** start Material shown **

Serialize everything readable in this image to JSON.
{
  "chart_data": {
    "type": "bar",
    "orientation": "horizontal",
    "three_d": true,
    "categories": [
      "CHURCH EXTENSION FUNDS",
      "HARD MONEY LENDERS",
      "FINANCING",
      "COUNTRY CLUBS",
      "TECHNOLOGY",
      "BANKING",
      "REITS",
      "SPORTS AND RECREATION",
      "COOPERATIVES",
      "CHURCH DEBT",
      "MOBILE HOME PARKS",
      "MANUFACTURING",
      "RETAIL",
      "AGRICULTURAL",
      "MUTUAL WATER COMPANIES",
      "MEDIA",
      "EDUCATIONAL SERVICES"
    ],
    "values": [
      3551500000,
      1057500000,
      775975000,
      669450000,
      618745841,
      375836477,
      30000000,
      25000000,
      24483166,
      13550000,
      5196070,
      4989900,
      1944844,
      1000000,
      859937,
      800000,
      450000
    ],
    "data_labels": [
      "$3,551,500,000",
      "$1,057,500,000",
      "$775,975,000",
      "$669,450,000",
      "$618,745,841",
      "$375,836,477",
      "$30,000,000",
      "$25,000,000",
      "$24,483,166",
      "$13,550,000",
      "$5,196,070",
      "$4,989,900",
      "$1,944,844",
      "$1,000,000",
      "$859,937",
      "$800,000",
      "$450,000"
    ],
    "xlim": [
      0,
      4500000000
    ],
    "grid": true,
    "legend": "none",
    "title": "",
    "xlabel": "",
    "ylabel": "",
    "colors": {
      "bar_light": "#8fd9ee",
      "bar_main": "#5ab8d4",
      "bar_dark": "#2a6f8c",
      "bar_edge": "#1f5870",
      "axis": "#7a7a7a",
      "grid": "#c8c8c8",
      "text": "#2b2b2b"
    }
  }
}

** end Material shown **

The exercise: Using the data above, output each line exactly.

Response for this exercise:
Serialize everything readable in this image to JSON.
{
  "chart_data": {
    "type": "bar",
    "orientation": "horizontal",
    "three_d": true,
    "categories": [
      "CHURCH EXTENSION FUNDS",
      "HARD MONEY LENDERS",
      "FINANCING",
      "COUNTRY CLUBS",
      "TECHNOLOGY",
      "BANKING",
      "REITS",
      "SPORTS AND RECREATION",
      "COOPERATIVES",
      "CHURCH DEBT",
      "MOBILE HOME PARKS",
      "MANUFACTURING",
      "RETAIL",
      "AGRICULTURAL",
      "MUTUAL WATER COMPANIES",
      "MEDIA",
      "EDUCATIONAL SERVICES"
    ],
    "values": [
      3551500000,
      1057500000,
      775975000,
      669450000,
      618745841,
      375836477,
      30000000,
      25000000,
      24483166,
      13550000,
      5196070,
      4989900,
      1944844,
      1000000,
      859937,
      800000,
      450000
    ],
    "data_labels": [
      "$3,551,500,000",
      "$1,057,500,000",
      "$775,975,000",
      "$669,450,000",
      "$618,745,841",
      "$375,836,477",
      "$30,000,000",
      "$25,000,000",
      "$24,483,166",
      "$13,550,000",
      "$5,196,070",
      "$4,989,900",
      "$1,944,844",
      "$1,000,000",
      "$859,937",
      "$800,000",
      "$450,000"
    ],
    "xlim": [
      0,
      4500000000
    ],
    "grid": true,
    "legend": "none",
    "title": "",
    "xlabel": "",
    "ylabel": "",
    "colors": {
      "bar_light": "#8fd9ee",
      "bar_main": "#5ab8d4",
      "bar_dark": "#2a6f8c",
      "bar_edge": "#1f5870",
      "axis": "#7a7a7a",
      "grid": "#c8c8c8",
      "text": "#2b2b2b"
    }
  }
}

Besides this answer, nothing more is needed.